Dataset items
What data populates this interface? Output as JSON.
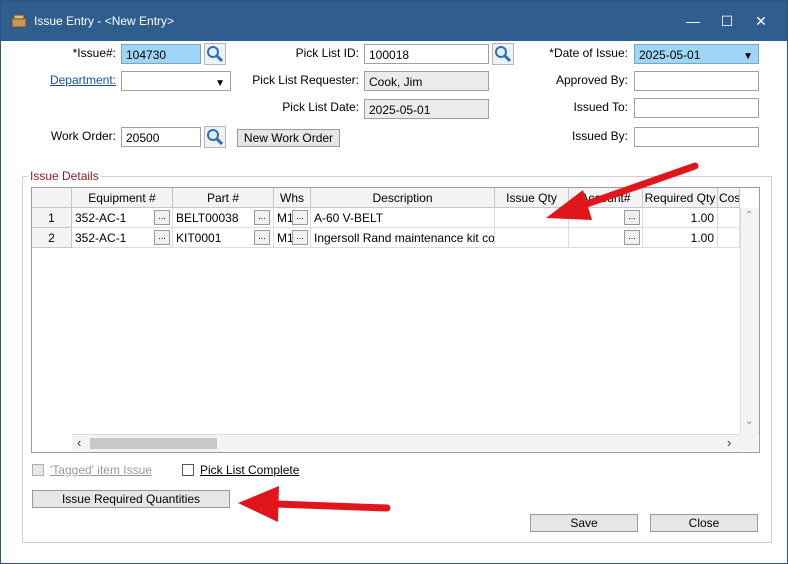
{
  "window": {
    "title": "Issue Entry - <New Entry>",
    "minimize": "—",
    "maximize": "☐",
    "close": "✕"
  },
  "form": {
    "issue_no_label": "*Issue#:",
    "issue_no": "104730",
    "department_label": "Department:",
    "department": "",
    "work_order_label": "Work Order:",
    "work_order": "20500",
    "new_work_order_label": "New Work Order",
    "pick_list_id_label": "Pick List ID:",
    "pick_list_id": "100018",
    "pick_list_requester_label": "Pick List Requester:",
    "pick_list_requester": "Cook, Jim",
    "pick_list_date_label": "Pick List Date:",
    "pick_list_date": "2025-05-01",
    "date_of_issue_label": "*Date of Issue:",
    "date_of_issue": "2025-05-01",
    "approved_by_label": "Approved By:",
    "approved_by": "",
    "issued_to_label": "Issued To:",
    "issued_to": "",
    "issued_by_label": "Issued By:",
    "issued_by": ""
  },
  "details": {
    "group_title": "Issue Details",
    "columns": [
      "Equipment #",
      "Part #",
      "Whs",
      "Description",
      "Issue Qty",
      "Account#",
      "Required Qty",
      "Cost"
    ],
    "rows": [
      {
        "num": "1",
        "equipment": "352-AC-1",
        "part": "BELT00038",
        "whs": "M1",
        "description": "A-60 V-BELT",
        "issue_qty": "",
        "account": "",
        "required_qty": "1.00"
      },
      {
        "num": "2",
        "equipment": "352-AC-1",
        "part": "KIT0001",
        "whs": "M1",
        "description": "Ingersoll Rand maintenance kit cor",
        "issue_qty": "",
        "account": "",
        "required_qty": "1.00"
      }
    ],
    "ellipsis": "..."
  },
  "footer": {
    "tagged_label": "'Tagged' item Issue",
    "pick_complete_label": "Pick List Complete",
    "issue_required_label": "Issue Required Quantities",
    "save_label": "Save",
    "close_label": "Close"
  },
  "colors": {
    "title_bar": "#2f5e8e",
    "highlight_field": "#9fd6f5",
    "annotation_arrow": "#e0161b"
  }
}
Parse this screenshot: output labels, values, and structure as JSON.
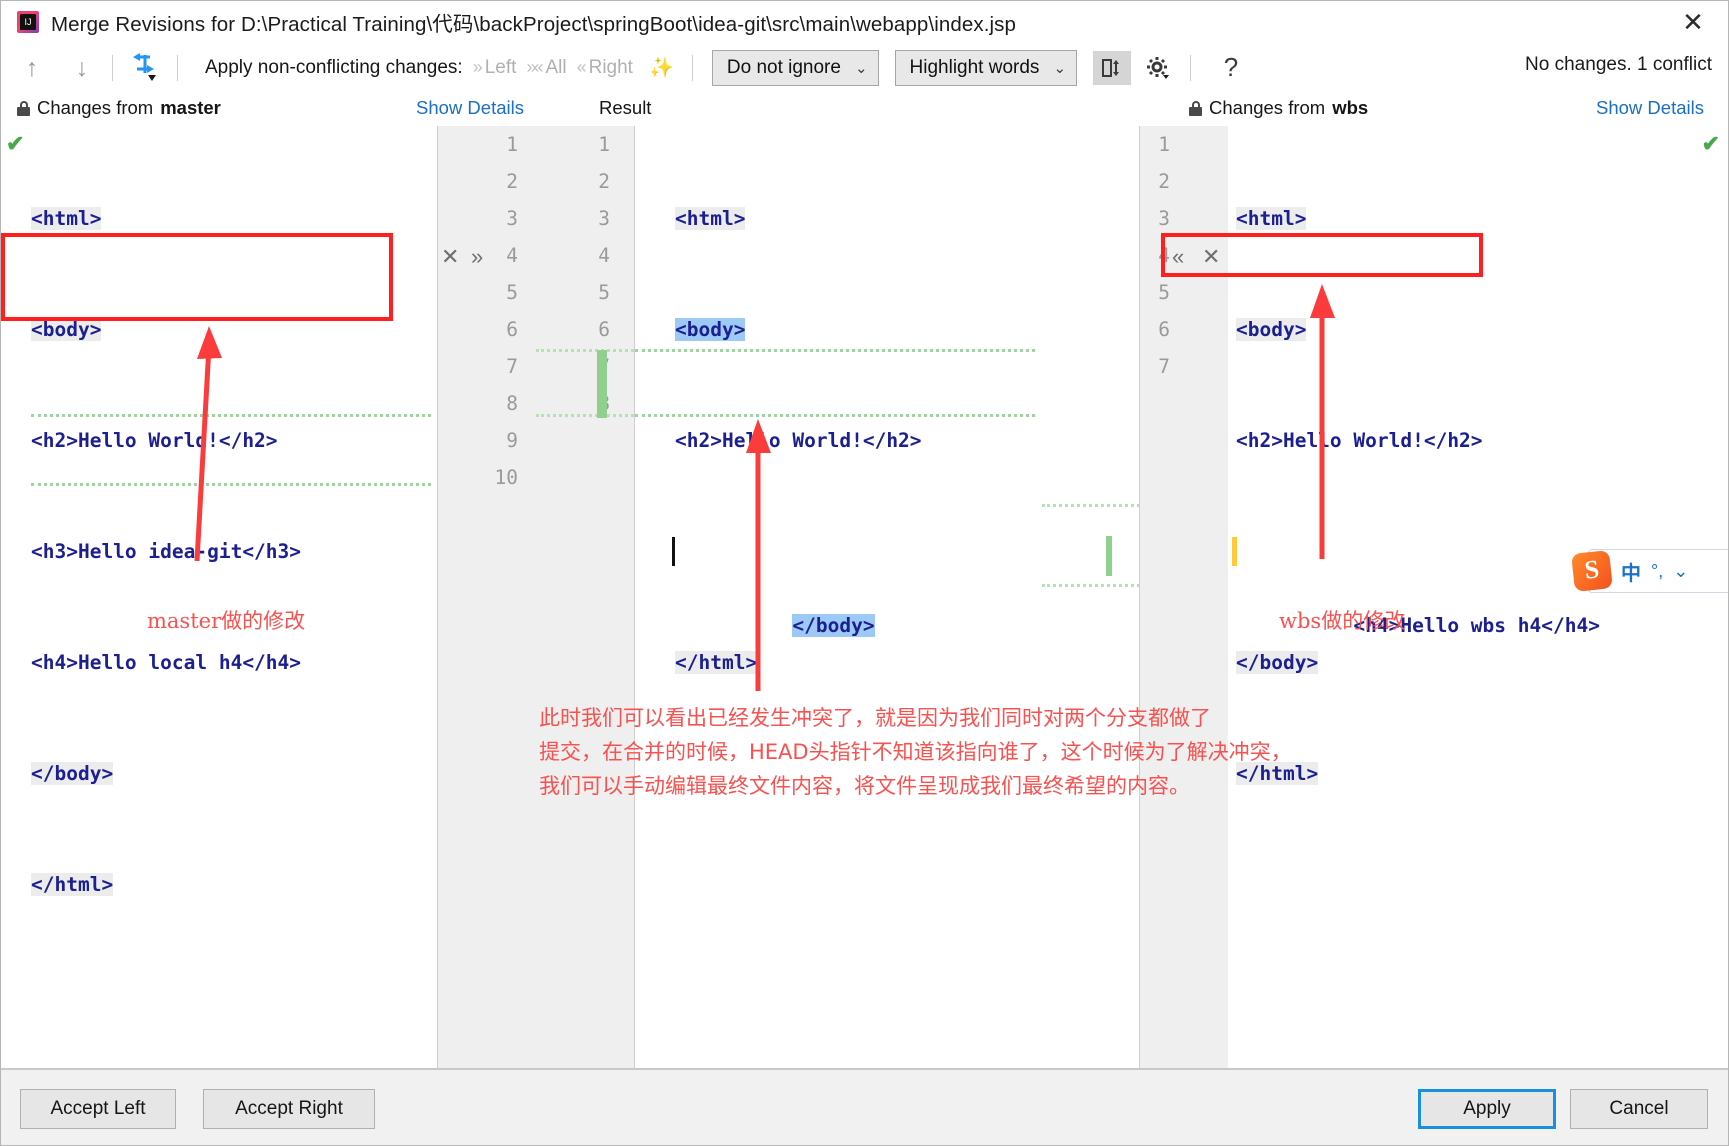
{
  "window": {
    "title": "Merge Revisions for D:\\Practical Training\\代码\\backProject\\springBoot\\idea-git\\src\\main\\webapp\\index.jsp",
    "app_icon": "intellij-idea-icon",
    "close_label": "✕"
  },
  "toolbar": {
    "prev_icon": "arrow-up-icon",
    "next_icon": "arrow-down-icon",
    "magic_merge_icon": "apply-all-non-conflicting-icon",
    "apply_label": "Apply non-conflicting changes:",
    "left_label": "Left",
    "all_label": "All",
    "right_label": "Right",
    "wand_icon": "magic-wand-icon",
    "ignore_select": "Do not ignore",
    "highlight_select": "Highlight words",
    "columns_icon": "editor-layout-icon",
    "settings_icon": "gear-icon",
    "help_icon": "question-mark-icon",
    "status": "No changes. 1 conflict"
  },
  "panel_headers": {
    "left_lock_icon": "lock-icon",
    "left_title_prefix": "Changes from ",
    "left_title_branch": "master",
    "left_show_details": "Show Details",
    "middle_title": "Result",
    "right_lock_icon": "lock-icon",
    "right_title_prefix": "Changes from ",
    "right_title_branch": "wbs",
    "right_show_details": "Show Details"
  },
  "left_pane": {
    "accept_check_icon": "accepted-check-icon",
    "lines": [
      "<html>",
      "<body>",
      "<h2>Hello World!</h2>",
      "<h3>Hello idea-git</h3>",
      "<h4>Hello local h4</h4>",
      "</body>",
      "</html>"
    ]
  },
  "middle_pane": {
    "accept_check_icon": "accepted-check-icon",
    "left_numbers": [
      "1",
      "2",
      "3",
      "4",
      "5",
      "6",
      "7",
      "8",
      "9",
      "10"
    ],
    "right_numbers": [
      "1",
      "2",
      "3",
      "4",
      "5",
      "6",
      "7",
      "8"
    ],
    "conflict_actions": {
      "revert_icon": "x-revert-icon",
      "accept_icon": "chevron-right-accept-icon"
    },
    "lines": [
      "<html>",
      "<body>",
      "<h2>Hello World!</h2>",
      "</body>",
      "</html>"
    ]
  },
  "right_pane": {
    "accept_check_icon": "accepted-check-icon",
    "numbers": [
      "1",
      "2",
      "3",
      "4",
      "5",
      "6",
      "7"
    ],
    "conflict_actions": {
      "accept_icon": "chevron-left-accept-icon",
      "revert_icon": "x-revert-icon"
    },
    "lines": [
      "<html>",
      "<body>",
      "<h2>Hello World!</h2>",
      "<h4>Hello wbs h4</h4>",
      "</body>",
      "</html>"
    ]
  },
  "annotations": {
    "left_label": "master做的修改",
    "right_label": "wbs做的修改",
    "note_line1": "此时我们可以看出已经发生冲突了，就是因为我们同时对两个分支都做了",
    "note_line2": "提交，在合并的时候，HEAD头指针不知道该指向谁了，这个时候为了解决冲突，",
    "note_line3": "我们可以手动编辑最终文件内容，将文件呈现成我们最终希望的内容。"
  },
  "ime": {
    "logo_text": "S",
    "mode": "中",
    "punct": "°,"
  },
  "footer": {
    "accept_left": "Accept Left",
    "accept_right": "Accept Right",
    "apply": "Apply",
    "cancel": "Cancel"
  },
  "colors": {
    "accent_blue": "#1a8fe0",
    "link_blue": "#1a6fc4",
    "conflict_yellow": "#ffe08a",
    "annotation_red": "#f9514f",
    "tag_navy": "#1b1f8f",
    "added_green": "#8fd08f"
  }
}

● **What to produce**
Leave the pictures out, and transcribe each of the records exactly.

● **Result for this exercise**
What data populates this interface? Output as JSON.
{
  "window": {
    "title": "Issue Entry - <New Entry>",
    "minimize": "—",
    "maximize": "☐",
    "close": "✕"
  },
  "form": {
    "issue_no_label": "*Issue#:",
    "issue_no": "104730",
    "department_label": "Department:",
    "department": "",
    "work_order_label": "Work Order:",
    "work_order": "20500",
    "new_work_order_label": "New Work Order",
    "pick_list_id_label": "Pick List ID:",
    "pick_list_id": "100018",
    "pick_list_requester_label": "Pick List Requester:",
    "pick_list_requester": "Cook, Jim",
    "pick_list_date_label": "Pick List Date:",
    "pick_list_date": "2025-05-01",
    "date_of_issue_label": "*Date of Issue:",
    "date_of_issue": "2025-05-01",
    "approved_by_label": "Approved By:",
    "approved_by": "",
    "issued_to_label": "Issued To:",
    "issued_to": "",
    "issued_by_label": "Issued By:",
    "issued_by": ""
  },
  "details": {
    "group_title": "Issue Details",
    "columns": [
      "Equipment #",
      "Part #",
      "Whs",
      "Description",
      "Issue Qty",
      "Account#",
      "Required Qty",
      "Cost"
    ],
    "rows": [
      {
        "num": "1",
        "equipment": "352-AC-1",
        "part": "BELT00038",
        "whs": "M1",
        "description": "A-60 V-BELT",
        "issue_qty": "",
        "account": "",
        "required_qty": "1.00"
      },
      {
        "num": "2",
        "equipment": "352-AC-1",
        "part": "KIT0001",
        "whs": "M1",
        "description": "Ingersoll Rand maintenance kit cor",
        "issue_qty": "",
        "account": "",
        "required_qty": "1.00"
      }
    ],
    "ellipsis": "..."
  },
  "footer": {
    "tagged_label": "'Tagged' item Issue",
    "pick_complete_label": "Pick List Complete",
    "issue_required_label": "Issue Required Quantities",
    "save_label": "Save",
    "close_label": "Close"
  },
  "colors": {
    "title_bar": "#2f5e8e",
    "highlight_field": "#9fd6f5",
    "annotation_arrow": "#e0161b"
  }
}
Parse this screenshot: output labels, values, and structure as JSON.
{
  "window": {
    "title": "Merge Revisions for D:\\Practical Training\\代码\\backProject\\springBoot\\idea-git\\src\\main\\webapp\\index.jsp",
    "app_icon": "intellij-idea-icon",
    "close_label": "✕"
  },
  "toolbar": {
    "prev_icon": "arrow-up-icon",
    "next_icon": "arrow-down-icon",
    "magic_merge_icon": "apply-all-non-conflicting-icon",
    "apply_label": "Apply non-conflicting changes:",
    "left_label": "Left",
    "all_label": "All",
    "right_label": "Right",
    "wand_icon": "magic-wand-icon",
    "ignore_select": "Do not ignore",
    "highlight_select": "Highlight words",
    "columns_icon": "editor-layout-icon",
    "settings_icon": "gear-icon",
    "help_icon": "question-mark-icon",
    "status": "No changes. 1 conflict"
  },
  "panel_headers": {
    "left_lock_icon": "lock-icon",
    "left_title_prefix": "Changes from ",
    "left_title_branch": "master",
    "left_show_details": "Show Details",
    "middle_title": "Result",
    "right_lock_icon": "lock-icon",
    "right_title_prefix": "Changes from ",
    "right_title_branch": "wbs",
    "right_show_details": "Show Details"
  },
  "left_pane": {
    "accept_check_icon": "accepted-check-icon",
    "lines": [
      "<html>",
      "<body>",
      "<h2>Hello World!</h2>",
      "<h3>Hello idea-git</h3>",
      "<h4>Hello local h4</h4>",
      "</body>",
      "</html>"
    ]
  },
  "middle_pane": {
    "accept_check_icon": "accepted-check-icon",
    "left_numbers": [
      "1",
      "2",
      "3",
      "4",
      "5",
      "6",
      "7",
      "8",
      "9",
      "10"
    ],
    "right_numbers": [
      "1",
      "2",
      "3",
      "4",
      "5",
      "6",
      "7",
      "8"
    ],
    "conflict_actions": {
      "revert_icon": "x-revert-icon",
      "accept_icon": "chevron-right-accept-icon"
    },
    "lines": [
      "<html>",
      "<body>",
      "<h2>Hello World!</h2>",
      "</body>",
      "</html>"
    ]
  },
  "right_pane": {
    "accept_check_icon": "accepted-check-icon",
    "numbers": [
      "1",
      "2",
      "3",
      "4",
      "5",
      "6",
      "7"
    ],
    "conflict_actions": {
      "accept_icon": "chevron-left-accept-icon",
      "revert_icon": "x-revert-icon"
    },
    "lines": [
      "<html>",
      "<body>",
      "<h2>Hello World!</h2>",
      "<h4>Hello wbs h4</h4>",
      "</body>",
      "</html>"
    ]
  },
  "annotations": {
    "left_label": "master做的修改",
    "right_label": "wbs做的修改",
    "note_line1": "此时我们可以看出已经发生冲突了，就是因为我们同时对两个分支都做了",
    "note_line2": "提交，在合并的时候，HEAD头指针不知道该指向谁了，这个时候为了解决冲突，",
    "note_line3": "我们可以手动编辑最终文件内容，将文件呈现成我们最终希望的内容。"
  },
  "ime": {
    "logo_text": "S",
    "mode": "中",
    "punct": "°,"
  },
  "footer": {
    "accept_left": "Accept Left",
    "accept_right": "Accept Right",
    "apply": "Apply",
    "cancel": "Cancel"
  },
  "colors": {
    "accent_blue": "#1a8fe0",
    "link_blue": "#1a6fc4",
    "conflict_yellow": "#ffe08a",
    "annotation_red": "#f9514f",
    "tag_navy": "#1b1f8f",
    "added_green": "#8fd08f"
  }
}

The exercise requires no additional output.